*Brief 1*:
Answer these questions about the Grammy review:
(a) Which album won Album of the Year in 2010?
(b) Which two awards did fun. win?
(c) Which award did Adele claim first, and for what recording?
*Brief 2*: Which albums does the Grammy review name as Album of the Year winners? List every one.
*Brief 3*: Resume the Grammy review after its final sentence with one more paragraph.

*Document segment*:
-------
In a year with a solid nominee list and a largely terrific performance slate, I was pretty sure the Grammys were going to continue their run of awarding their top prize to legitimately great albums. After all, both Adele’s 21 and Arcade Fire’s The Suburbs (the Album of the Year winners from 2011 and 2010, respectively) were among my favorite albums from each year, and Taylor Swift’s Fearless (2009’s victor) is, as one of my online buddies has said repeatedly since its world-dominating success, the pop-country Thriller. And Grammy voters certainly gave themselves enough opportunities to award terrific, artistically interesting statements this year: there was Channel ORANGE, Frank Ocean’s R&B magnum opus; there was Some Nights, fun.’s collision of soaring pop anthems and autotune heavy, hip-hop production; and there were also Jack White and the Black Keys, a pair of artists whose loud, scuzzy, hard-rocking records would have, at very least, been interesting departures from the last decade’s winners.
But even after fun. won two of the four biggest awards of the night (Song of the Year and Best New Artist), even after Jack White set the stage on fire with his raucous rock ‘n’ roll performance, even after Frank Ocean won his own pair of awards, Grammy voters still decided to play it safe. The ultimate triumph of the night came to Mumford & Sons and their most recent release, Babel, and while their Album of the Year win wasn’t exactly surprising (they had sales on their side, after all, which is sometimes the most important thing), it was, for me, a disappointing end to an otherwise solidly entertaining Grammy broadcast.
Every year, I tune into the beginning of the Grammy show, and every year, it loses me somewhere along the way. This year was different: perhaps it was the slate of talented performers on tap (versus last year, which was pretty much downhill after the Springsteen opening), or the fact that a good handful of my favorite albums of the year were up for prizes of varying sizes. But right from Taylor Swift’s bizarre, clown-infused commencement (to the tune of “We Are Never Ever Getting Back Together,” groovy synthesizers and all), I was on board. Moments later, Adele, last year’s dominating force (as host LL Cool J reminded us, she won six awards for 21), claimed the first award of the night—Best Pop Solo Performance for the live version of “Set Fire to the Rain”—and her charming acceptance speech reminded us all why she’s so easy to like.
-------
*Supplied entries*:
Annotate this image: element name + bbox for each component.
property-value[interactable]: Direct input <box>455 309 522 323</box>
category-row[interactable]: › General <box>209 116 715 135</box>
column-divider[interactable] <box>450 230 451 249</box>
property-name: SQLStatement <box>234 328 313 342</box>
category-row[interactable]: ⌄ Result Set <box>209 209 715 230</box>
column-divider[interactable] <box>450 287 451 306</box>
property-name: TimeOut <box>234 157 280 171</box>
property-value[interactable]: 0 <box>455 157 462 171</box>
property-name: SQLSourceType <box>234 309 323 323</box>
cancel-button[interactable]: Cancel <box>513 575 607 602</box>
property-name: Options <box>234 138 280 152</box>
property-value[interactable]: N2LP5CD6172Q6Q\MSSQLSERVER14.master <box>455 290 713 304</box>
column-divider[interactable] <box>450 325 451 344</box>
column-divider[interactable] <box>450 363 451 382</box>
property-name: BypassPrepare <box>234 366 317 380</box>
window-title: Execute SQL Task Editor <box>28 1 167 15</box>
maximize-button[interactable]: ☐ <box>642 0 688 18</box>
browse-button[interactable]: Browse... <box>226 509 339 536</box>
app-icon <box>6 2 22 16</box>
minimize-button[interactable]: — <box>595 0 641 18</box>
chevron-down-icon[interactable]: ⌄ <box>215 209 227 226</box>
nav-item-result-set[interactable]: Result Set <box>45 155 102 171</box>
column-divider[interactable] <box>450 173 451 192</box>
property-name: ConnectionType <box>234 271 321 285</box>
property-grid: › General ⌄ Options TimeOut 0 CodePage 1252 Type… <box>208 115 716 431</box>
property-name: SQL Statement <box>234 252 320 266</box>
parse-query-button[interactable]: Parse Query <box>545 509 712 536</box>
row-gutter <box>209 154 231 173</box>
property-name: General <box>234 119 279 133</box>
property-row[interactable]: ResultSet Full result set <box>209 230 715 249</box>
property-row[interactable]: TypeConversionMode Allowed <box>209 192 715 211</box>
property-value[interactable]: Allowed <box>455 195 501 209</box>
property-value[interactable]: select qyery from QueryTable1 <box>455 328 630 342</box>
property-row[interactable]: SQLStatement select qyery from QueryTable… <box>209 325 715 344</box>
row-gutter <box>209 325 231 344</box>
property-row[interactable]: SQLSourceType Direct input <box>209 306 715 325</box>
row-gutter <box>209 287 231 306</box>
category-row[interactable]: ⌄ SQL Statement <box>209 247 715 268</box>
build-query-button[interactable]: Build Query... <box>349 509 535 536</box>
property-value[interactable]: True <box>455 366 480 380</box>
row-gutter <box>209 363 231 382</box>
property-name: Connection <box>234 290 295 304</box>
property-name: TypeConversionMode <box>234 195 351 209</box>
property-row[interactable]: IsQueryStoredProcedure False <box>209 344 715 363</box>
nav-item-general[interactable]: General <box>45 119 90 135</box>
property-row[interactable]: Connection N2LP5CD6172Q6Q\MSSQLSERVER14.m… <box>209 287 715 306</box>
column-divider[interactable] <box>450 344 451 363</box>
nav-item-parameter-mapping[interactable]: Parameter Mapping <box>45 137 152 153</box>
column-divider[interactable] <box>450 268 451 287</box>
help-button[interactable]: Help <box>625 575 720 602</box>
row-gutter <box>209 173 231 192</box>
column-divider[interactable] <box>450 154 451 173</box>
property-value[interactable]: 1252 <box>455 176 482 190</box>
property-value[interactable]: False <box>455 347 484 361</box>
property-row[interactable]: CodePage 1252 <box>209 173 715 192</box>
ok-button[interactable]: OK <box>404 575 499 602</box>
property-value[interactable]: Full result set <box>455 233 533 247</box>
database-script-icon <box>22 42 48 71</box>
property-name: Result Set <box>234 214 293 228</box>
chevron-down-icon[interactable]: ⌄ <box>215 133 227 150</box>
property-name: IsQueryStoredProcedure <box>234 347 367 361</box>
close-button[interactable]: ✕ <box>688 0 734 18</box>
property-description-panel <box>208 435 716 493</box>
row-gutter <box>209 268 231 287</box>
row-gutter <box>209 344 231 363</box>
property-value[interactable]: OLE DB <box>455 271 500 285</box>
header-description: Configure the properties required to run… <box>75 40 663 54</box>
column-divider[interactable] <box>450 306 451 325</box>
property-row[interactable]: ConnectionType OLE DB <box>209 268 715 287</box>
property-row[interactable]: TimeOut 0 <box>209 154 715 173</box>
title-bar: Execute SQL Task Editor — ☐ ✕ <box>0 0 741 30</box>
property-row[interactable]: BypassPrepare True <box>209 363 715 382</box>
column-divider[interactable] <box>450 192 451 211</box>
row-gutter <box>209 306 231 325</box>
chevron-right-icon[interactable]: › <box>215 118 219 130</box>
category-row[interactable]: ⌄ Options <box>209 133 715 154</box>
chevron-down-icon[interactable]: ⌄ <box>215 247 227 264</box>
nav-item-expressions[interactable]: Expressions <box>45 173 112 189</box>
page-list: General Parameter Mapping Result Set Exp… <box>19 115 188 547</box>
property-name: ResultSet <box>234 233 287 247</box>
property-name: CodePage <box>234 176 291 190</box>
-------
*Written reply 1*:
(a) Arcade Fire's The Suburbs
(b) Song of the Year and Best New Artist
(c) Best Pop Solo Performance, for the live version of "Set Fire to the Rain"

*Written reply 2*:
21 (Adele)
The Suburbs (Arcade Fire)
Fearless (Taylor Swift)
Babel (Mumford & Sons)

*Written reply 3*:
Elton John and Ed Sheeran joined forces for a nice, intimate take on the latter’s song, “The A Team,” while fun.’s literally-rain-soaked performance of “Carry On” was one of the night’s earliest highlights, singer Nate Ruess parading around the stage and hitting notes that most of the female nominees couldn’t even manage. Rising R&B star Miguel delivered similar vocal intensity with “Adorn,” though his moment in the spotlight was hijacked a bit by an unnecessary appearance from rapper Wiz Khalifa.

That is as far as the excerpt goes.